**Data supplied:**
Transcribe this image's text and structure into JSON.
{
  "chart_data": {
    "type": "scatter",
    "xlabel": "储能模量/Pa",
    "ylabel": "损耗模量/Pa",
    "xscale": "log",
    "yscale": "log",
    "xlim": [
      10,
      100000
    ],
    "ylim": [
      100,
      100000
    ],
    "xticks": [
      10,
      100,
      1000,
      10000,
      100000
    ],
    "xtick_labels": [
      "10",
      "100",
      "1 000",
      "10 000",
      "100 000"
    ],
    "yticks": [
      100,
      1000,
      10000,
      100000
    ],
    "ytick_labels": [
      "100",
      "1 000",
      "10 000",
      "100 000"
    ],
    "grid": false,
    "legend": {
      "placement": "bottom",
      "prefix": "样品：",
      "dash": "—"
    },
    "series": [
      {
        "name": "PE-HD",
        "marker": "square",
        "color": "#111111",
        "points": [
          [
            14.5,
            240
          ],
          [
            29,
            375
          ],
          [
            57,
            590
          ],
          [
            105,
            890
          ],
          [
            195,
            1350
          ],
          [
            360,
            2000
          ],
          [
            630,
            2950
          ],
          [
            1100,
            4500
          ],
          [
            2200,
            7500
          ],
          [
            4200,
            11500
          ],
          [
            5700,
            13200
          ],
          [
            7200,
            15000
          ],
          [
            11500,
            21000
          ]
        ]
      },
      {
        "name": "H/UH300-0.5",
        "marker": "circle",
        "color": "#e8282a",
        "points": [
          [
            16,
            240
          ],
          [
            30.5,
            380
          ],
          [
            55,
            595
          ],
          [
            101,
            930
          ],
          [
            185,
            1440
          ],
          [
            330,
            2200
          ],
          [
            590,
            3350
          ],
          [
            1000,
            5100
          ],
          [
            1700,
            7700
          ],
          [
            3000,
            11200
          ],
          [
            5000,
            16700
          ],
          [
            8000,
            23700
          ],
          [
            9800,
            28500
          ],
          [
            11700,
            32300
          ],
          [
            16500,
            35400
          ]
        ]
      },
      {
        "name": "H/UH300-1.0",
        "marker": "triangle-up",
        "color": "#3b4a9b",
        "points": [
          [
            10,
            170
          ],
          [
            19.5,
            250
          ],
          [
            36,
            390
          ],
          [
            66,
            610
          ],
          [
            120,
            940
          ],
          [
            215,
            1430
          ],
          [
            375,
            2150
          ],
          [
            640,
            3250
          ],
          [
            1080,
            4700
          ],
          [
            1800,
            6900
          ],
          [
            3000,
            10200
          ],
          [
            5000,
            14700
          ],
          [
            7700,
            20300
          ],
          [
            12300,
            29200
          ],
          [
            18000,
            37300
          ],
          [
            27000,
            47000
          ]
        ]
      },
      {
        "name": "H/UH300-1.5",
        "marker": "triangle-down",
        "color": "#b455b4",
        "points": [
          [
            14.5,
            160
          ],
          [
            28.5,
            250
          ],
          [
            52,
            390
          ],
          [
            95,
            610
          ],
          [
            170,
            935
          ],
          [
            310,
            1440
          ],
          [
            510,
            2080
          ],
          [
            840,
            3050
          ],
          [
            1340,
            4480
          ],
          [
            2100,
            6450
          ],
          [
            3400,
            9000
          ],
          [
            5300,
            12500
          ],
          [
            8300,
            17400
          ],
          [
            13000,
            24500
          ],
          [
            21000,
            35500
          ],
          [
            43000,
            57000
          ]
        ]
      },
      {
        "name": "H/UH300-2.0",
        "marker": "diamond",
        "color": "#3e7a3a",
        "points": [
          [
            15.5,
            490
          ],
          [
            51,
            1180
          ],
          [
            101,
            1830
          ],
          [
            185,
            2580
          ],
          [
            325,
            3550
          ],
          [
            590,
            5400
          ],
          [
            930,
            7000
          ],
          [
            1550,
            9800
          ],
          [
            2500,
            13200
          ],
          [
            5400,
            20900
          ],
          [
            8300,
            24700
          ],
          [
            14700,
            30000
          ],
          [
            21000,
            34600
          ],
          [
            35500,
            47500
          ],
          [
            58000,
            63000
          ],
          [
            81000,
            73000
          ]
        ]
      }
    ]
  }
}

**What you are asked to do:**
Restate every record exactly, leaving nothing out.

**Expected answer:**
Transcribe this image's text and structure into JSON.
{
  "chart_data": {
    "type": "scatter",
    "xlabel": "储能模量/Pa",
    "ylabel": "损耗模量/Pa",
    "xscale": "log",
    "yscale": "log",
    "xlim": [
      10,
      100000
    ],
    "ylim": [
      100,
      100000
    ],
    "xticks": [
      10,
      100,
      1000,
      10000,
      100000
    ],
    "xtick_labels": [
      "10",
      "100",
      "1 000",
      "10 000",
      "100 000"
    ],
    "yticks": [
      100,
      1000,
      10000,
      100000
    ],
    "ytick_labels": [
      "100",
      "1 000",
      "10 000",
      "100 000"
    ],
    "grid": false,
    "legend": {
      "placement": "bottom",
      "prefix": "样品：",
      "dash": "—"
    },
    "series": [
      {
        "name": "PE-HD",
        "marker": "square",
        "color": "#111111",
        "points": [
          [
            14.5,
            240
          ],
          [
            29,
            375
          ],
          [
            57,
            590
          ],
          [
            105,
            890
          ],
          [
            195,
            1350
          ],
          [
            360,
            2000
          ],
          [
            630,
            2950
          ],
          [
            1100,
            4500
          ],
          [
            2200,
            7500
          ],
          [
            4200,
            11500
          ],
          [
            5700,
            13200
          ],
          [
            7200,
            15000
          ],
          [
            11500,
            21000
          ]
        ]
      },
      {
        "name": "H/UH300-0.5",
        "marker": "circle",
        "color": "#e8282a",
        "points": [
          [
            16,
            240
          ],
          [
            30.5,
            380
          ],
          [
            55,
            595
          ],
          [
            101,
            930
          ],
          [
            185,
            1440
          ],
          [
            330,
            2200
          ],
          [
            590,
            3350
          ],
          [
            1000,
            5100
          ],
          [
            1700,
            7700
          ],
          [
            3000,
            11200
          ],
          [
            5000,
            16700
          ],
          [
            8000,
            23700
          ],
          [
            9800,
            28500
          ],
          [
            11700,
            32300
          ],
          [
            16500,
            35400
          ]
        ]
      },
      {
        "name": "H/UH300-1.0",
        "marker": "triangle-up",
        "color": "#3b4a9b",
        "points": [
          [
            10,
            170
          ],
          [
            19.5,
            250
          ],
          [
            36,
            390
          ],
          [
            66,
            610
          ],
          [
            120,
            940
          ],
          [
            215,
            1430
          ],
          [
            375,
            2150
          ],
          [
            640,
            3250
          ],
          [
            1080,
            4700
          ],
          [
            1800,
            6900
          ],
          [
            3000,
            10200
          ],
          [
            5000,
            14700
          ],
          [
            7700,
            20300
          ],
          [
            12300,
            29200
          ],
          [
            18000,
            37300
          ],
          [
            27000,
            47000
          ]
        ]
      },
      {
        "name": "H/UH300-1.5",
        "marker": "triangle-down",
        "color": "#b455b4",
        "points": [
          [
            14.5,
            160
          ],
          [
            28.5,
            250
          ],
          [
            52,
            390
          ],
          [
            95,
            610
          ],
          [
            170,
            935
          ],
          [
            310,
            1440
          ],
          [
            510,
            2080
          ],
          [
            840,
            3050
          ],
          [
            1340,
            4480
          ],
          [
            2100,
            6450
          ],
          [
            3400,
            9000
          ],
          [
            5300,
            12500
          ],
          [
            8300,
            17400
          ],
          [
            13000,
            24500
          ],
          [
            21000,
            35500
          ],
          [
            43000,
            57000
          ]
        ]
      },
      {
        "name": "H/UH300-2.0",
        "marker": "diamond",
        "color": "#3e7a3a",
        "points": [
          [
            15.5,
            490
          ],
          [
            51,
            1180
          ],
          [
            101,
            1830
          ],
          [
            185,
            2580
          ],
          [
            325,
            3550
          ],
          [
            590,
            5400
          ],
          [
            930,
            7000
          ],
          [
            1550,
            9800
          ],
          [
            2500,
            13200
          ],
          [
            5400,
            20900
          ],
          [
            8300,
            24700
          ],
          [
            14700,
            30000
          ],
          [
            21000,
            34600
          ],
          [
            35500,
            47500
          ],
          [
            58000,
            63000
          ],
          [
            81000,
            73000
          ]
        ]
      }
    ]
  }
}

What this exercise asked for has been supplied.